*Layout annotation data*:
---

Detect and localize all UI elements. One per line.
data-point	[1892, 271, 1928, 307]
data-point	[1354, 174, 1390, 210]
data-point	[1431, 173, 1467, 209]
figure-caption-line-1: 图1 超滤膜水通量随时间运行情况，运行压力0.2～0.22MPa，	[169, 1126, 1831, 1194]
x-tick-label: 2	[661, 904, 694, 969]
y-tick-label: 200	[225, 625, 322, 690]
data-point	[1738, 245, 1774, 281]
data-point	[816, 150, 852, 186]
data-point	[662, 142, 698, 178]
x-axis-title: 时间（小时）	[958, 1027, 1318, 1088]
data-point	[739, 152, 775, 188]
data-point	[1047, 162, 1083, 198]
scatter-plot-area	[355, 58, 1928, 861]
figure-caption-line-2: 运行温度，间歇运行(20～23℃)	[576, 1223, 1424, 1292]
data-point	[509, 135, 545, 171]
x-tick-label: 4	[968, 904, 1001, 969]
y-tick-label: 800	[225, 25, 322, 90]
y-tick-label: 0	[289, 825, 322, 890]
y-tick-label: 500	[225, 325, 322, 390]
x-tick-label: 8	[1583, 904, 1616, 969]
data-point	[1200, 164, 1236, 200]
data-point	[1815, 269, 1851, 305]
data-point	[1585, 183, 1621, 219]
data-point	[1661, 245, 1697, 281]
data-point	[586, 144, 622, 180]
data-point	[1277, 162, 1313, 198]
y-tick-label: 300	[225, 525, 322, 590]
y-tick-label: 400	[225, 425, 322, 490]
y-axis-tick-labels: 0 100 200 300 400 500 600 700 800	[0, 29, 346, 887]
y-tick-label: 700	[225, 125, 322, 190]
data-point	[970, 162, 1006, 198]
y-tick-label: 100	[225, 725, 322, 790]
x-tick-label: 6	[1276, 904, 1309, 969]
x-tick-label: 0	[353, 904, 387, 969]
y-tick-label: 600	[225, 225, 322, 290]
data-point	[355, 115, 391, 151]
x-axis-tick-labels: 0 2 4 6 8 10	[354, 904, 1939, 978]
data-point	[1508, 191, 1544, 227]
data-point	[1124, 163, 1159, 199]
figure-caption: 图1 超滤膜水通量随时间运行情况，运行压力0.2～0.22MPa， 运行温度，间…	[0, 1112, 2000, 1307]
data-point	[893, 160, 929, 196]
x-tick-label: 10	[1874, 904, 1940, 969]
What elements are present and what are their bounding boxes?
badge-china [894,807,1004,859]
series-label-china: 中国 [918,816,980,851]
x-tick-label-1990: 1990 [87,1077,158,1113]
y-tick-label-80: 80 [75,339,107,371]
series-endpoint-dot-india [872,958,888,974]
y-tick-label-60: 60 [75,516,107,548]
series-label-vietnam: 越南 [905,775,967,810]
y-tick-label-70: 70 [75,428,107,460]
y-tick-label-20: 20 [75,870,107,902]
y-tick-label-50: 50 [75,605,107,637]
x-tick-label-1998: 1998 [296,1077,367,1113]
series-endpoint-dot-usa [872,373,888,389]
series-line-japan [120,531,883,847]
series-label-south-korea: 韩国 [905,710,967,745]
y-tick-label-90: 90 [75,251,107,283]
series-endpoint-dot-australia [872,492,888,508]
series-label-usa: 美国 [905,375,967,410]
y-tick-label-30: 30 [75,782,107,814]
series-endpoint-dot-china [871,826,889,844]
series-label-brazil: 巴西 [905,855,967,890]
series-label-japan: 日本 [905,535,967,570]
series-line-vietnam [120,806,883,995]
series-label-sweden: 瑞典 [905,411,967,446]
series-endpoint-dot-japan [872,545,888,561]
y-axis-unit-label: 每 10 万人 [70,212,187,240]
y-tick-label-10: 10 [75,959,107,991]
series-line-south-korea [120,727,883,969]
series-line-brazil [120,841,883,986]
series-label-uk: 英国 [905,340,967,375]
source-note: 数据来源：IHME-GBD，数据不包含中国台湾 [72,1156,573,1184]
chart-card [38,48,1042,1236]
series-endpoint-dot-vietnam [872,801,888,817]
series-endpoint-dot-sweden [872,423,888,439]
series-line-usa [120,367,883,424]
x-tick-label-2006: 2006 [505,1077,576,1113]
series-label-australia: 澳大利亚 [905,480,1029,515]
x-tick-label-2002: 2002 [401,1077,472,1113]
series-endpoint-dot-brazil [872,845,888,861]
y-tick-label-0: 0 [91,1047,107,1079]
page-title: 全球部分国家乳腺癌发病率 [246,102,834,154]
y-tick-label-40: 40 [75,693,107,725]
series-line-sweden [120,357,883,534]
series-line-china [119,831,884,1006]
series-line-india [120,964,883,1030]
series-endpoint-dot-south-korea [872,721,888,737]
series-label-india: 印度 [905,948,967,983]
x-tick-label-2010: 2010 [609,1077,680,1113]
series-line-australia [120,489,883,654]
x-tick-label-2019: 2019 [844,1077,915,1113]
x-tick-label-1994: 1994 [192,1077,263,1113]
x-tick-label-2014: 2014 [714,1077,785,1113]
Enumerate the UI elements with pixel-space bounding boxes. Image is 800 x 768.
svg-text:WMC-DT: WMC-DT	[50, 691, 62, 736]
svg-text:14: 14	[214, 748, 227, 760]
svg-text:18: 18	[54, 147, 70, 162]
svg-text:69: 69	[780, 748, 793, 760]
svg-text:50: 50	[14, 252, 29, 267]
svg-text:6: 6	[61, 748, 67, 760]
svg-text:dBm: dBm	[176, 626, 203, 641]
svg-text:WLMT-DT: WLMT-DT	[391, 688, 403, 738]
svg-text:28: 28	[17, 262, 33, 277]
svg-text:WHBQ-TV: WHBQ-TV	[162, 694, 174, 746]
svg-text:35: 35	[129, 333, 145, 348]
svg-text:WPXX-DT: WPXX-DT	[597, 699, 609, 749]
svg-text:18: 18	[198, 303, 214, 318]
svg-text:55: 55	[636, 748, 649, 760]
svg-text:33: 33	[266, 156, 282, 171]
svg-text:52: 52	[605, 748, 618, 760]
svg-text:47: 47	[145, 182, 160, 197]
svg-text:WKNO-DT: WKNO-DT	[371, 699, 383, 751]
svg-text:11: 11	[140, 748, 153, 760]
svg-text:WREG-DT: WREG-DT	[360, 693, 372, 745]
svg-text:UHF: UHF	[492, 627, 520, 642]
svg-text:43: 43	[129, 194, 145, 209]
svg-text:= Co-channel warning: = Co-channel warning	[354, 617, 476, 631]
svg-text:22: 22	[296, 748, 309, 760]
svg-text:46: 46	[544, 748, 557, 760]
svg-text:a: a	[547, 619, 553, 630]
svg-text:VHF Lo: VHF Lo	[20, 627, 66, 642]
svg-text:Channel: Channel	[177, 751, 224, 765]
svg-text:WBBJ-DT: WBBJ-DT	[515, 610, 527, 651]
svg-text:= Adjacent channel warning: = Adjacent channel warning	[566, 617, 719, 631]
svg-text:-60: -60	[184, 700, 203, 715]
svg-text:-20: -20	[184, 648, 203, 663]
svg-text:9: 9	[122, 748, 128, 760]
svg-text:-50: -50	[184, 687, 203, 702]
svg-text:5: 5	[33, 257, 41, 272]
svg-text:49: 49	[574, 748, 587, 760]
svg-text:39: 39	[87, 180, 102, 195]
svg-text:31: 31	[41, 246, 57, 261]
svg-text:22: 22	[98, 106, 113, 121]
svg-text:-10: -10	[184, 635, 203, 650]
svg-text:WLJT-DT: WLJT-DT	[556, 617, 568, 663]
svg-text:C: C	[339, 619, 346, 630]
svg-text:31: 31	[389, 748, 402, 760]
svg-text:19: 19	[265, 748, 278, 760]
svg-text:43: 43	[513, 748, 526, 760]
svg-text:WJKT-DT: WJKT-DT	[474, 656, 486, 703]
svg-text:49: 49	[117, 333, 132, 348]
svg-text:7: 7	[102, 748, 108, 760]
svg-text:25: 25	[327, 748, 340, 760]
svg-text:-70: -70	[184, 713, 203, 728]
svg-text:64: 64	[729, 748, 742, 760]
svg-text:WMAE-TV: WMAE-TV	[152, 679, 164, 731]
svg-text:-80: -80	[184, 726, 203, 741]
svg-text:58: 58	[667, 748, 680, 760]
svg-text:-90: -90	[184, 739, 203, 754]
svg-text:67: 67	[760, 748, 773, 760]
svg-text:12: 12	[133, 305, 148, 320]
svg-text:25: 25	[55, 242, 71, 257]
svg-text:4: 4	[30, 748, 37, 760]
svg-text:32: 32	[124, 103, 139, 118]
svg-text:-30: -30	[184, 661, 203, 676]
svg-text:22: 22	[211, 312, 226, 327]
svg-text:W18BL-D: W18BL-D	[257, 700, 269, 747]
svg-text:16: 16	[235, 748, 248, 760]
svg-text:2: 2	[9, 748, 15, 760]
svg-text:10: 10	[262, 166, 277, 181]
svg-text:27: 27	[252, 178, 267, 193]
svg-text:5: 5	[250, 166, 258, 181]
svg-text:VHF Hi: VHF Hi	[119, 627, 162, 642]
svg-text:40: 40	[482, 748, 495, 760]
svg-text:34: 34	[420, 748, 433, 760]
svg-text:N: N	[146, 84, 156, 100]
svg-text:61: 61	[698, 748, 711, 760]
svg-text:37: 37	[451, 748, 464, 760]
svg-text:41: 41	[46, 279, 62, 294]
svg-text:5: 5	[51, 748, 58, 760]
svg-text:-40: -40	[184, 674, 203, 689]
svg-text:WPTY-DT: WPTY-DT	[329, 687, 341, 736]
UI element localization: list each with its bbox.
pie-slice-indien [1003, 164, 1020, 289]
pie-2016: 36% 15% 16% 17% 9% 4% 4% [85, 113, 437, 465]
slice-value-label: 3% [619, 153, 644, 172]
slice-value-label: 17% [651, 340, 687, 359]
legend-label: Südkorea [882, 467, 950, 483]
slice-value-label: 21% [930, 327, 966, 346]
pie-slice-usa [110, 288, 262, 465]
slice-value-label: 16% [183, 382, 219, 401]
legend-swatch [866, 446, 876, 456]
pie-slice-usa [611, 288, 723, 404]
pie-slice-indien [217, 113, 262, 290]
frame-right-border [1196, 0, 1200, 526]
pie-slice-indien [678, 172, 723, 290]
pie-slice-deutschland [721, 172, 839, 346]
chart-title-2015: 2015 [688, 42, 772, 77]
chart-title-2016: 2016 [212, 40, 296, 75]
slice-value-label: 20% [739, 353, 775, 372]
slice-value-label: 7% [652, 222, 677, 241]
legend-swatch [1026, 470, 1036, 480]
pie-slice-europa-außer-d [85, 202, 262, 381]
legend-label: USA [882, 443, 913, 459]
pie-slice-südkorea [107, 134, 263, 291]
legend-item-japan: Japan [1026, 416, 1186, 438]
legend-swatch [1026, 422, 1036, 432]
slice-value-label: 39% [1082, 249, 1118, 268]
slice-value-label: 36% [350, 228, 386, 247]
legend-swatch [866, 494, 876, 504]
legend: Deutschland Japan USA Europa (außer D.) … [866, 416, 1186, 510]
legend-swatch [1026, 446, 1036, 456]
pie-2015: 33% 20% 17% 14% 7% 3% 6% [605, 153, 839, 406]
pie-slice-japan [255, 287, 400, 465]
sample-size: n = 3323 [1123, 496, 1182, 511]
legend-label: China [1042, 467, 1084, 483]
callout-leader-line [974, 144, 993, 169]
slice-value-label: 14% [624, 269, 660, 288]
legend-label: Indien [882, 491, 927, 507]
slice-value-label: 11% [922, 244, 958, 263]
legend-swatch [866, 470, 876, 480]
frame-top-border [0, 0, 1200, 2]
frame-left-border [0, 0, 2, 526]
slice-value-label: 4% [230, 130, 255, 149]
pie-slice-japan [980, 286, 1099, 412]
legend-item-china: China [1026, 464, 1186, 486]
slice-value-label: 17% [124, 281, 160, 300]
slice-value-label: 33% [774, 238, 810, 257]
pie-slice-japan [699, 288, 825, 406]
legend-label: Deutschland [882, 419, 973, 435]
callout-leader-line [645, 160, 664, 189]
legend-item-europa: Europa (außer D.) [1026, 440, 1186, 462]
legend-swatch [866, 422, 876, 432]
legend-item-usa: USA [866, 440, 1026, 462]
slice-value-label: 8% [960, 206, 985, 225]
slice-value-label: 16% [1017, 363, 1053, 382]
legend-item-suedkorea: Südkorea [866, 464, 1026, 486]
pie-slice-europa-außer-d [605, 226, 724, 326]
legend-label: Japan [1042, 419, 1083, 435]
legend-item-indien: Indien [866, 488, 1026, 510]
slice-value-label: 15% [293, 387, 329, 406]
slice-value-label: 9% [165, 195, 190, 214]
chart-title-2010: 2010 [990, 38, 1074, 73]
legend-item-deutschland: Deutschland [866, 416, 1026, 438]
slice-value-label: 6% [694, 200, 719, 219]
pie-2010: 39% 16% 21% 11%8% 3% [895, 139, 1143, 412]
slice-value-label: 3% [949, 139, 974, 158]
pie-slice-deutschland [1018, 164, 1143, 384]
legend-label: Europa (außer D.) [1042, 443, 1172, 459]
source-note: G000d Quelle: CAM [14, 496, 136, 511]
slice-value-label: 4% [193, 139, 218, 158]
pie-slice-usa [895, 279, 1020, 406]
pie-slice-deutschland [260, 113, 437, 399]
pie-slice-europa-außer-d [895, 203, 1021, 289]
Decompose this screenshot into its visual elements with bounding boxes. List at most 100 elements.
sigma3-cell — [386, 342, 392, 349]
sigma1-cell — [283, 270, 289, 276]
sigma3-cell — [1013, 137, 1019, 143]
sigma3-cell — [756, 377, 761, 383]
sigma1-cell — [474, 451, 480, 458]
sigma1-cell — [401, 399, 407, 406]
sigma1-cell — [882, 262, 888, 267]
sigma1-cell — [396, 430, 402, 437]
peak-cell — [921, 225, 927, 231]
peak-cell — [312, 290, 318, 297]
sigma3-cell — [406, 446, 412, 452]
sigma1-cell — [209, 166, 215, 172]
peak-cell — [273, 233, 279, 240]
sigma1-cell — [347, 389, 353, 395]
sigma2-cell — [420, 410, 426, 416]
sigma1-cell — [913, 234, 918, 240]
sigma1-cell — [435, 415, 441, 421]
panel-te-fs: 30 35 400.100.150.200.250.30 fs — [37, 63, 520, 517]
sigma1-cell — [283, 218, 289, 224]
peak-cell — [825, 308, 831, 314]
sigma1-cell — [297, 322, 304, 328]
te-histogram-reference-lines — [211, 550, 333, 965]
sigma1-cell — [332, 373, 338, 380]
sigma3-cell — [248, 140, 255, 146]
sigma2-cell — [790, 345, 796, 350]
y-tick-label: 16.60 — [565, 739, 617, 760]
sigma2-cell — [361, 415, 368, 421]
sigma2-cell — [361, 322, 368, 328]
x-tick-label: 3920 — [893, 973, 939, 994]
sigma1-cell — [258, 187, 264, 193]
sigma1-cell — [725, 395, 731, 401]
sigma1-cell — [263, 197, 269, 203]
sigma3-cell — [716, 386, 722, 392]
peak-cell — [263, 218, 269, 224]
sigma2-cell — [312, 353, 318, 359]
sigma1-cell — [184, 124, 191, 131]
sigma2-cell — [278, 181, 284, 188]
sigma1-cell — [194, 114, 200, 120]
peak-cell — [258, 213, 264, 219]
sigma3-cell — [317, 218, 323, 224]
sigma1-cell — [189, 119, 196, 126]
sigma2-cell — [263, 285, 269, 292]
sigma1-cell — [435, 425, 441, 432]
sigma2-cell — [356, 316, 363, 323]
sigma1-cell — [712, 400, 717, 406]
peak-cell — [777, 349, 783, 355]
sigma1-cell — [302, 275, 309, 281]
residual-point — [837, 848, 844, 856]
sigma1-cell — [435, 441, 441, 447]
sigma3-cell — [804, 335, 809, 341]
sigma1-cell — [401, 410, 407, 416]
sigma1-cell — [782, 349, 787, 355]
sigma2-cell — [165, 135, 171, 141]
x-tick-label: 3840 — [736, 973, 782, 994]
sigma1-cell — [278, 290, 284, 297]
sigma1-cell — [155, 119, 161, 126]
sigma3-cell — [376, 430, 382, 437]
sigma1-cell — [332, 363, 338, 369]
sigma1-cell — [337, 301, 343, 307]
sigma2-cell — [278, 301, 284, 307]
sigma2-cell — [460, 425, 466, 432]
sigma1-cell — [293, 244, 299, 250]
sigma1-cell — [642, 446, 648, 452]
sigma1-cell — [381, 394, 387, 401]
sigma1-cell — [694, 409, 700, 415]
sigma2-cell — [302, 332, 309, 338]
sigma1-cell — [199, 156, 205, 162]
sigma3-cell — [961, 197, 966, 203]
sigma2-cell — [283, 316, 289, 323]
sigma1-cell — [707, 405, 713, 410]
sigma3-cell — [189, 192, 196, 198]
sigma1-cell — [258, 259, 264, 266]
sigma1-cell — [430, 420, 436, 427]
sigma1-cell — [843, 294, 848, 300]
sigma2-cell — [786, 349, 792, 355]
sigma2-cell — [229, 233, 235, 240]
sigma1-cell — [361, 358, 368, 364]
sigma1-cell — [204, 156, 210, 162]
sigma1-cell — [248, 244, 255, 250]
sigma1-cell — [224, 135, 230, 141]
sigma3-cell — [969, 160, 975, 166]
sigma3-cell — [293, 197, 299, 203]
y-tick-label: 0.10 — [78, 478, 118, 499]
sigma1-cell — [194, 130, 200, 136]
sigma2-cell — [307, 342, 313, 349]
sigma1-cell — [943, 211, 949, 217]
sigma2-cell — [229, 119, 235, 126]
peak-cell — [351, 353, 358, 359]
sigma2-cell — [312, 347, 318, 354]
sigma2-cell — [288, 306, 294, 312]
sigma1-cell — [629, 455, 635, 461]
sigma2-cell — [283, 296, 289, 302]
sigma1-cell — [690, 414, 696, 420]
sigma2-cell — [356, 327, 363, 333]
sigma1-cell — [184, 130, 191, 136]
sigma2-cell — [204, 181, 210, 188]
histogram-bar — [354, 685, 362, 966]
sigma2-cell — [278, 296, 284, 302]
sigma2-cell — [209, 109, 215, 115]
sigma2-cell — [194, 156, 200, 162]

---

*Objective*: Reproduce verbatim every line from the beginning of the rows down to and including the line containing "162, 1006, 198]".

*Final result*:
Detect and localize all UI elements. One per line.
data-point	[1892, 271, 1928, 307]
data-point	[1354, 174, 1390, 210]
data-point	[1431, 173, 1467, 209]
figure-caption-line-1: 图1 超滤膜水通量随时间运行情况，运行压力0.2～0.22MPa，	[169, 1126, 1831, 1194]
x-tick-label: 2	[661, 904, 694, 969]
y-tick-label: 200	[225, 625, 322, 690]
data-point	[1738, 245, 1774, 281]
data-point	[816, 150, 852, 186]
data-point	[662, 142, 698, 178]
x-axis-title: 时间（小时）	[958, 1027, 1318, 1088]
data-point	[739, 152, 775, 188]
data-point	[1047, 162, 1083, 198]
scatter-plot-area	[355, 58, 1928, 861]
figure-caption-line-2: 运行温度，间歇运行(20～23℃)	[576, 1223, 1424, 1292]
data-point	[509, 135, 545, 171]
x-tick-label: 4	[968, 904, 1001, 969]
y-tick-label: 800	[225, 25, 322, 90]
y-tick-label: 0	[289, 825, 322, 890]
y-tick-label: 500	[225, 325, 322, 390]
x-tick-label: 8	[1583, 904, 1616, 969]
data-point	[1200, 164, 1236, 200]
data-point	[1815, 269, 1851, 305]
data-point	[1585, 183, 1621, 219]
data-point	[1661, 245, 1697, 281]
data-point	[586, 144, 622, 180]
data-point	[1277, 162, 1313, 198]
y-tick-label: 300	[225, 525, 322, 590]
y-tick-label: 400	[225, 425, 322, 490]
y-axis-tick-labels: 0 100 200 300 400 500 600 700 800	[0, 29, 346, 887]
y-tick-label: 700	[225, 125, 322, 190]
data-point	[970, 162, 1006, 198]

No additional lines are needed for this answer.